▶ _Stated goal_
Restate, word for word, all of the material shown below.

*****

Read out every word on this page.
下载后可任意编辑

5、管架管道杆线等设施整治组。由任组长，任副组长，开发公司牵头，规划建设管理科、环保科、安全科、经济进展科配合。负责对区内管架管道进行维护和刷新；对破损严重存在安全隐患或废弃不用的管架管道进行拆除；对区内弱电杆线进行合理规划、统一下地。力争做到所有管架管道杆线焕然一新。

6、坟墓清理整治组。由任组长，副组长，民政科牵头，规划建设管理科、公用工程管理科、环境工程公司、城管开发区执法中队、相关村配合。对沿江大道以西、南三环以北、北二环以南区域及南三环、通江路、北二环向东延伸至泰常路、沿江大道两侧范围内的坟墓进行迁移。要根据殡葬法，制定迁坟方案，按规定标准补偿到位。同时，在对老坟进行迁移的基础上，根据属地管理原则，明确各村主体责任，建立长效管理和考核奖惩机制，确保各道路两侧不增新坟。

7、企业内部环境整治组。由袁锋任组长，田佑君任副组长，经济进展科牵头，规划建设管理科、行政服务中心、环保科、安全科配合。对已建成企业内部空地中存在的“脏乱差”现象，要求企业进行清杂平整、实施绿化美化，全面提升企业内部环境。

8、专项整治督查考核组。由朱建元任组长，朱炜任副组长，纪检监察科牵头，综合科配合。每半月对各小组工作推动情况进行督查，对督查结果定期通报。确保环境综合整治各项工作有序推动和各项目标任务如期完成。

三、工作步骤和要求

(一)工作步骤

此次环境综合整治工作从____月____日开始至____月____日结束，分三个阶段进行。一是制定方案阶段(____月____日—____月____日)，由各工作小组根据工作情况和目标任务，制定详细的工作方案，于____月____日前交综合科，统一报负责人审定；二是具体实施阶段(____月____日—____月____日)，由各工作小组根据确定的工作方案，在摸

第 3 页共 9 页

*****

▶ _Result for this task_
Read out every word on this page.
下载后可任意编辑

5、管架管道杆线等设施整治组。由任组长，任副组长，开发公司牵头，规划建设管理科、环保科、安全科、经济进展科配合。负责对区内管架管道进行维护和刷新；对破损严重存在安全隐患或废弃不用的管架管道进行拆除；对区内弱电杆线进行合理规划、统一下地。力争做到所有管架管道杆线焕然一新。

6、坟墓清理整治组。由任组长，副组长，民政科牵头，规划建设管理科、公用工程管理科、环境工程公司、城管开发区执法中队、相关村配合。对沿江大道以西、南三环以北、北二环以南区域及南三环、通江路、北二环向东延伸至泰常路、沿江大道两侧范围内的坟墓进行迁移。要根据殡葬法，制定迁坟方案，按规定标准补偿到位。同时，在对老坟进行迁移的基础上，根据属地管理原则，明确各村主体责任，建立长效管理和考核奖惩机制，确保各道路两侧不增新坟。

7、企业内部环境整治组。由袁锋任组长，田佑君任副组长，经济进展科牵头，规划建设管理科、行政服务中心、环保科、安全科配合。对已建成企业内部空地中存在的“脏乱差”现象，要求企业进行清杂平整、实施绿化美化，全面提升企业内部环境。

8、专项整治督查考核组。由朱建元任组长，朱炜任副组长，纪检监察科牵头，综合科配合。每半月对各小组工作推动情况进行督查，对督查结果定期通报。确保环境综合整治各项工作有序推动和各项目标任务如期完成。

三、工作步骤和要求

(一)工作步骤

此次环境综合整治工作从____月____日开始至____月____日结束，分三个阶段进行。一是制定方案阶段(____月____日—____月____日)，由各工作小组根据工作情况和目标任务，制定详细的工作方案，于____月____日前交综合科，统一报负责人审定；二是具体实施阶段(____月____日—____月____日)，由各工作小组根据确定的工作方案，在摸

第 3 页共 9 页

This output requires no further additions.